SET TASK: Set down the material below word for word, excluding the pictures.
* BEGIN *
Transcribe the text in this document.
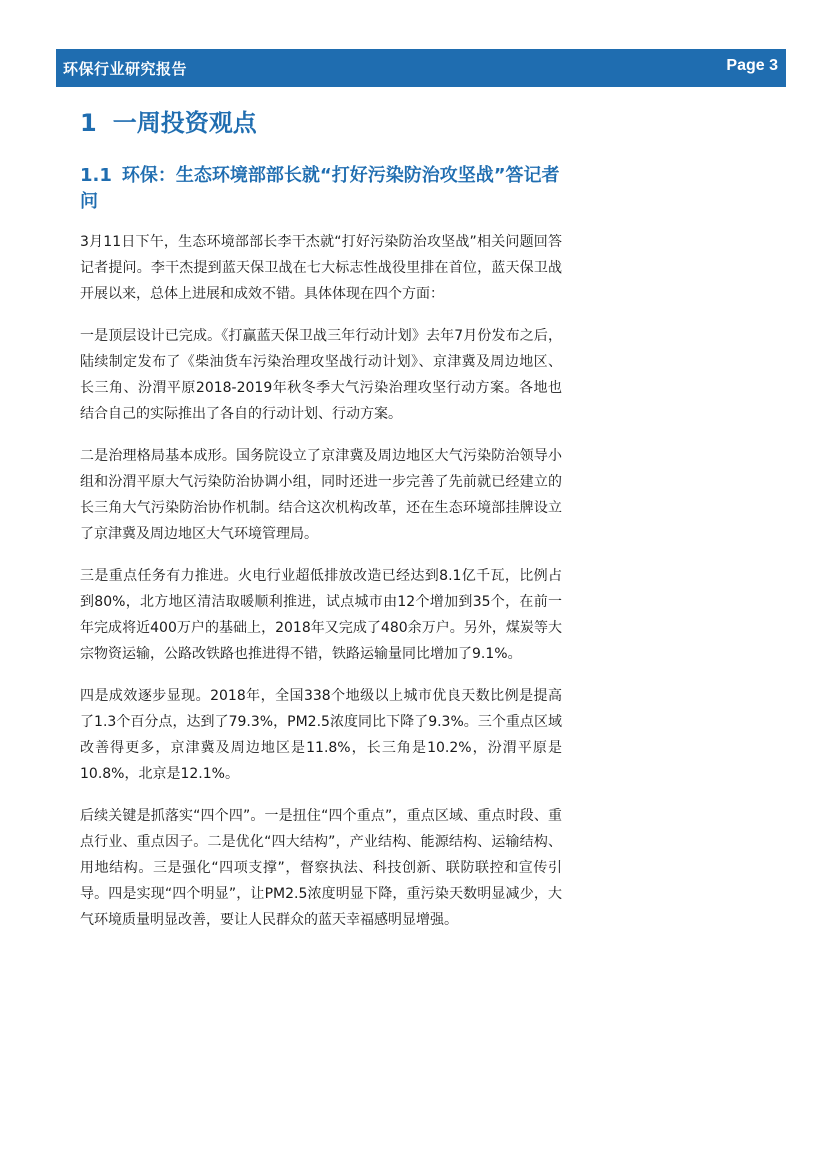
环保行业研究报告	Page 3
1 一周投资观点
1.1 环保：生态环境部部长就“打好污染防治攻坚战”答记者问

3月11日下午，生态环境部部长李干杰就“打好污染防治攻坚战”相关问题回答记者提问。李干杰提到蓝天保卫战在七大标志性战役里排在首位，蓝天保卫战开展以来，总体上进展和成效不错。具体体现在四个方面：

一是顶层设计已完成。《打赢蓝天保卫战三年行动计划》去年7月份发布之后，陆续制定发布了《柴油货车污染治理攻坚战行动计划》、京津冀及周边地区、长三角、汾渭平原2018-2019年秋冬季大气污染治理攻坚行动方案。各地也结合自己的实际推出了各自的行动计划、行动方案。

二是治理格局基本成形。国务院设立了京津冀及周边地区大气污染防治领导小组和汾渭平原大气污染防治协调小组，同时还进一步完善了先前就已经建立的长三角大气污染防治协作机制。结合这次机构改革，还在生态环境部挂牌设立了京津冀及周边地区大气环境管理局。

三是重点任务有力推进。火电行业超低排放改造已经达到8.1亿千瓦，比例占到80%，北方地区清洁取暖顺利推进，试点城市由12个增加到35个，在前一年完成将近400万户的基础上，2018年又完成了480余万户。另外，煤炭等大宗物资运输，公路改铁路也推进得不错，铁路运输量同比增加了9.1%。

四是成效逐步显现。2018年，全国338个地级以上城市优良天数比例是提高了1.3个百分点，达到了79.3%，PM2.5浓度同比下降了9.3%。三个重点区域改善得更多，京津冀及周边地区是11.8%，长三角是10.2%，汾渭平原是10.8%，北京是12.1%。

后续关键是抓落实“四个四”。一是扭住“四个重点”，重点区域、重点时段、重点行业、重点因子。二是优化“四大结构”，产业结构、能源结构、运输结构、用地结构。三是强化“四项支撑”，督察执法、科技创新、联防联控和宣传引导。四是实现“四个明显”，让PM2.5浓度明显下降，重污染天数明显减少，大气环境质量明显改善，要让人民群众的蓝天幸福感明显增强。
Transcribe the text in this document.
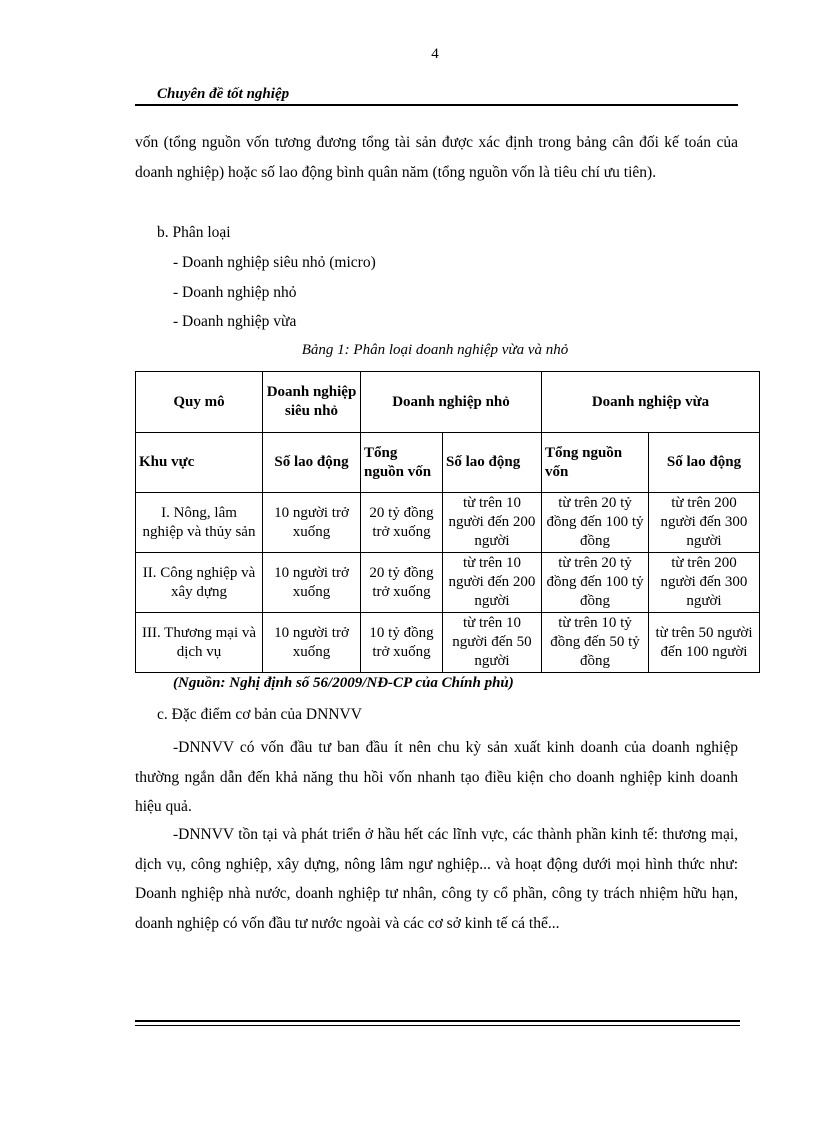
4
Chuyên đề tốt nghiệp
vốn (tổng nguồn vốn tương đương tổng tài sản được xác định trong bảng cân đối kế toán của doanh nghiệp) hoặc số lao động bình quân năm (tổng nguồn vốn là tiêu chí ưu tiên).
b. Phân loại
- Doanh nghiệp siêu nhỏ (micro)
- Doanh nghiệp nhỏ
- Doanh nghiệp vừa
Bảng 1: Phân loại doanh nghiệp vừa và nhỏ
Quy mô	Doanh nghiệp siêu nhỏ	Doanh nghiệp nhỏ		Doanh nghiệp vừa	
Khu vực	Số lao động	Tổng nguồn vốn	Số lao động	Tổng nguồn vốn	Số lao động
I. Nông, lâm nghiệp và thủy sản	10 người trở xuống	20 tỷ đồng trở xuống	từ trên 10 người đến 200 người	từ trên 20 tỷ đồng đến 100 tỷ đồng	từ trên 200 người đến 300 người
II. Công nghiệp và xây dựng	10 người trở xuống	20 tỷ đồng trở xuống	từ trên 10 người đến 200 người	từ trên 20 tỷ đồng đến 100 tỷ đồng	từ trên 200 người đến 300 người
III. Thương mại và dịch vụ	10 người trở xuống	10 tỷ đồng trở xuống	từ trên 10 người đến 50 người	từ trên 10 tỷ đồng đến 50 tỷ đồng	từ trên 50 người đến 100 người
(Nguồn: Nghị định số 56/2009/NĐ-CP của Chính phủ)
c. Đặc điểm cơ bản của DNNVV
-DNNVV có vốn đầu tư ban đầu ít nên chu kỳ sản xuất kinh doanh của doanh nghiệp thường ngắn dẫn đến khả năng thu hồi vốn nhanh tạo điều kiện cho doanh nghiệp kinh doanh hiệu quả.
-DNNVV tồn tại và phát triển ở hầu hết các lĩnh vực, các thành phần kinh tế: thương mại, dịch vụ, công nghiệp, xây dựng, nông lâm ngư nghiệp... và hoạt động dưới mọi hình thức như: Doanh nghiệp nhà nước, doanh nghiệp tư nhân, công ty cổ phần, công ty trách nhiệm hữu hạn, doanh nghiệp có vốn đầu tư nước ngoài và các cơ sở kinh tế cá thể...
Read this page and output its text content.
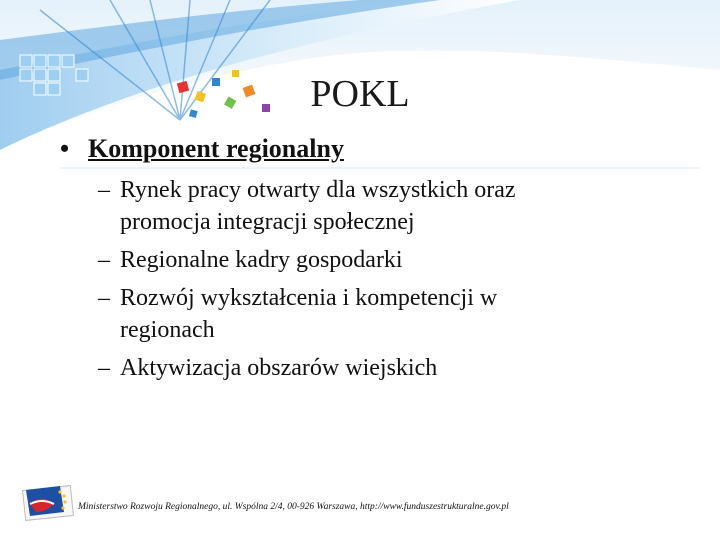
POKL
• Komponent regionalny
– Rynek pracy otwarty dla wszystkich oraz promocja integracji społecznej
– Regionalne kadry gospodarki
– Rozwój wykształcenia i kompetencji w regionach
– Aktywizacja obszarów wiejskich
Ministerstwo Rozwoju Regionalnego, ul. Wspólna 2/4, 00-926 Warszawa, http://www.funduszestrukturalne.gov.pl
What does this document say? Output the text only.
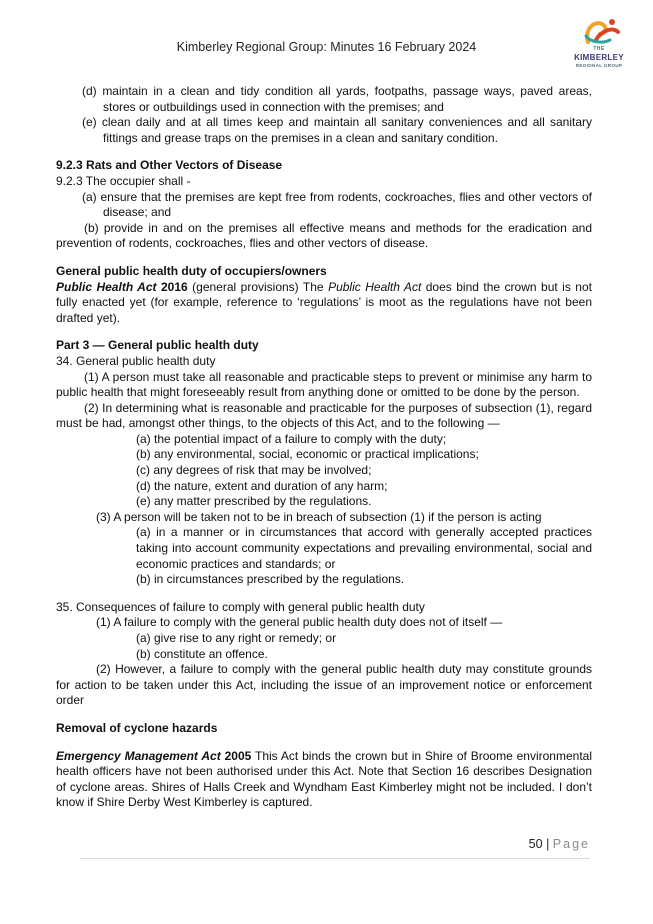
Kimberley Regional Group: Minutes 16 February 2024	THE
KIMBERLEY
REGIONAL GROUP

(d) maintain in a clean and tidy condition all yards, footpaths, passage ways, paved areas, stores or outbuildings used in connection with the premises; and

(e) clean daily and at all times keep and maintain all sanitary conveniences and all sanitary fittings and grease traps on the premises in a clean and sanitary condition.

9.2.3 Rats and Other Vectors of Disease

9.2.3 The occupier shall -

(a) ensure that the premises are kept free from rodents, cockroaches, flies and other vectors of disease; and

(b) provide in and on the premises all effective means and methods for the eradication and prevention of rodents, cockroaches, flies and other vectors of disease.

General public health duty of occupiers/owners

Public Health Act 2016 (general provisions) The Public Health Act does bind the crown but is not fully enacted yet (for example, reference to ‘regulations’ is moot as the regulations have not been drafted yet).

Part 3 — General public health duty

34. General public health duty

(1) A person must take all reasonable and practicable steps to prevent or minimise any harm to public health that might foreseeably result from anything done or omitted to be done by the person.

(2) In determining what is reasonable and practicable for the purposes of subsection (1), regard must be had, amongst other things, to the objects of this Act, and to the following —

(a) the potential impact of a failure to comply with the duty;

(b) any environmental, social, economic or practical implications;

(c) any degrees of risk that may be involved;

(d) the nature, extent and duration of any harm;

(e) any matter prescribed by the regulations.

(3) A person will be taken not to be in breach of subsection (1) if the person is acting

(a) in a manner or in circumstances that accord with generally accepted practices taking into account community expectations and prevailing environmental, social and economic practices and standards; or

(b) in circumstances prescribed by the regulations.

35. Consequences of failure to comply with general public health duty

(1) A failure to comply with the general public health duty does not of itself —

(a) give rise to any right or remedy; or

(b) constitute an offence.

(2) However, a failure to comply with the general public health duty may constitute grounds for action to be taken under this Act, including the issue of an improvement notice or enforcement order

Removal of cyclone hazards

Emergency Management Act 2005 This Act binds the crown but in Shire of Broome environmental health officers have not been authorised under this Act. Note that Section 16 describes Designation of cyclone areas. Shires of Halls Creek and Wyndham East Kimberley might not be included. I don’t know if Shire Derby West Kimberley is captured.

50 | Page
* END *
ANSWER TO THIS PROBLEM:
Transcribe the text in this document.
环保行业研究报告	Page 3
1 一周投资观点
1.1 环保：生态环境部部长就“打好污染防治攻坚战”答记者问

3月11日下午，生态环境部部长李干杰就“打好污染防治攻坚战”相关问题回答记者提问。李干杰提到蓝天保卫战在七大标志性战役里排在首位，蓝天保卫战开展以来，总体上进展和成效不错。具体体现在四个方面：

一是顶层设计已完成。《打赢蓝天保卫战三年行动计划》去年7月份发布之后，陆续制定发布了《柴油货车污染治理攻坚战行动计划》、京津冀及周边地区、长三角、汾渭平原2018-2019年秋冬季大气污染治理攻坚行动方案。各地也结合自己的实际推出了各自的行动计划、行动方案。

二是治理格局基本成形。国务院设立了京津冀及周边地区大气污染防治领导小组和汾渭平原大气污染防治协调小组，同时还进一步完善了先前就已经建立的长三角大气污染防治协作机制。结合这次机构改革，还在生态环境部挂牌设立了京津冀及周边地区大气环境管理局。

三是重点任务有力推进。火电行业超低排放改造已经达到8.1亿千瓦，比例占到80%，北方地区清洁取暖顺利推进，试点城市由12个增加到35个，在前一年完成将近400万户的基础上，2018年又完成了480余万户。另外，煤炭等大宗物资运输，公路改铁路也推进得不错，铁路运输量同比增加了9.1%。

四是成效逐步显现。2018年，全国338个地级以上城市优良天数比例是提高了1.3个百分点，达到了79.3%，PM2.5浓度同比下降了9.3%。三个重点区域改善得更多，京津冀及周边地区是11.8%，长三角是10.2%，汾渭平原是10.8%，北京是12.1%。

后续关键是抓落实“四个四”。一是扭住“四个重点”，重点区域、重点时段、重点行业、重点因子。二是优化“四大结构”，产业结构、能源结构、运输结构、用地结构。三是强化“四项支撑”，督察执法、科技创新、联防联控和宣传引导。四是实现“四个明显”，让PM2.5浓度明显下降，重污染天数明显减少，大气环境质量明显改善，要让人民群众的蓝天幸福感明显增强。
Transcribe the text in this document.
4
Chuyên đề tốt nghiệp
vốn (tổng nguồn vốn tương đương tổng tài sản được xác định trong bảng cân đối kế toán của doanh nghiệp) hoặc số lao động bình quân năm (tổng nguồn vốn là tiêu chí ưu tiên).
b. Phân loại
- Doanh nghiệp siêu nhỏ (micro)
- Doanh nghiệp nhỏ
- Doanh nghiệp vừa
Bảng 1: Phân loại doanh nghiệp vừa và nhỏ
Quy mô	Doanh nghiệp siêu nhỏ	Doanh nghiệp nhỏ		Doanh nghiệp vừa	
Khu vực	Số lao động	Tổng nguồn vốn	Số lao động	Tổng nguồn vốn	Số lao động
I. Nông, lâm nghiệp và thủy sản	10 người trở xuống	20 tỷ đồng trở xuống	từ trên 10 người đến 200 người	từ trên 20 tỷ đồng đến 100 tỷ đồng	từ trên 200 người đến 300 người
II. Công nghiệp và xây dựng	10 người trở xuống	20 tỷ đồng trở xuống	từ trên 10 người đến 200 người	từ trên 20 tỷ đồng đến 100 tỷ đồng	từ trên 200 người đến 300 người
III. Thương mại và dịch vụ	10 người trở xuống	10 tỷ đồng trở xuống	từ trên 10 người đến 50 người	từ trên 10 tỷ đồng đến 50 tỷ đồng	từ trên 50 người đến 100 người
(Nguồn: Nghị định số 56/2009/NĐ-CP của Chính phủ)
c. Đặc điểm cơ bản của DNNVV
-DNNVV có vốn đầu tư ban đầu ít nên chu kỳ sản xuất kinh doanh của doanh nghiệp thường ngắn dẫn đến khả năng thu hồi vốn nhanh tạo điều kiện cho doanh nghiệp kinh doanh hiệu quả.
-DNNVV tồn tại và phát triển ở hầu hết các lĩnh vực, các thành phần kinh tế: thương mại, dịch vụ, công nghiệp, xây dựng, nông lâm ngư nghiệp... và hoạt động dưới mọi hình thức như: Doanh nghiệp nhà nước, doanh nghiệp tư nhân, công ty cổ phần, công ty trách nhiệm hữu hạn, doanh nghiệp có vốn đầu tư nước ngoài và các cơ sở kinh tế cá thể...
Read this page and output its text content.
POKL
• Komponent regionalny
– Rynek pracy otwarty dla wszystkich oraz promocja integracji społecznej
– Regionalne kadry gospodarki
– Rozwój wykształcenia i kompetencji w regionach
– Aktywizacja obszarów wiejskich
Ministerstwo Rozwoju Regionalnego, ul. Wspólna 2/4, 00-926 Warszawa, http://www.funduszestrukturalne.gov.pl
What does this document say? Output the text only.
Kimberley Regional Group: Minutes 16 February 2024	THE
KIMBERLEY
REGIONAL GROUP

(d) maintain in a clean and tidy condition all yards, footpaths, passage ways, paved areas, stores or outbuildings used in connection with the premises; and

(e) clean daily and at all times keep and maintain all sanitary conveniences and all sanitary fittings and grease traps on the premises in a clean and sanitary condition.

9.2.3 Rats and Other Vectors of Disease

9.2.3 The occupier shall -

(a) ensure that the premises are kept free from rodents, cockroaches, flies and other vectors of disease; and

(b) provide in and on the premises all effective means and methods for the eradication and prevention of rodents, cockroaches, flies and other vectors of disease.

General public health duty of occupiers/owners

Public Health Act 2016 (general provisions) The Public Health Act does bind the crown but is not fully enacted yet (for example, reference to ‘regulations’ is moot as the regulations have not been drafted yet).

Part 3 — General public health duty

34. General public health duty

(1) A person must take all reasonable and practicable steps to prevent or minimise any harm to public health that might foreseeably result from anything done or omitted to be done by the person.

(2) In determining what is reasonable and practicable for the purposes of subsection (1), regard must be had, amongst other things, to the objects of this Act, and to the following —

(a) the potential impact of a failure to comply with the duty;

(b) any environmental, social, economic or practical implications;

(c) any degrees of risk that may be involved;

(d) the nature, extent and duration of any harm;

(e) any matter prescribed by the regulations.

(3) A person will be taken not to be in breach of subsection (1) if the person is acting

(a) in a manner or in circumstances that accord with generally accepted practices taking into account community expectations and prevailing environmental, social and economic practices and standards; or

(b) in circumstances prescribed by the regulations.

35. Consequences of failure to comply with general public health duty

(1) A failure to comply with the general public health duty does not of itself —

(a) give rise to any right or remedy; or

(b) constitute an offence.

(2) However, a failure to comply with the general public health duty may constitute grounds for action to be taken under this Act, including the issue of an improvement notice or enforcement order

Removal of cyclone hazards

Emergency Management Act 2005 This Act binds the crown but in Shire of Broome environmental health officers have not been authorised under this Act. Note that Section 16 describes Designation of cyclone areas. Shires of Halls Creek and Wyndham East Kimberley might not be included. I don’t know if Shire Derby West Kimberley is captured.

50 | Page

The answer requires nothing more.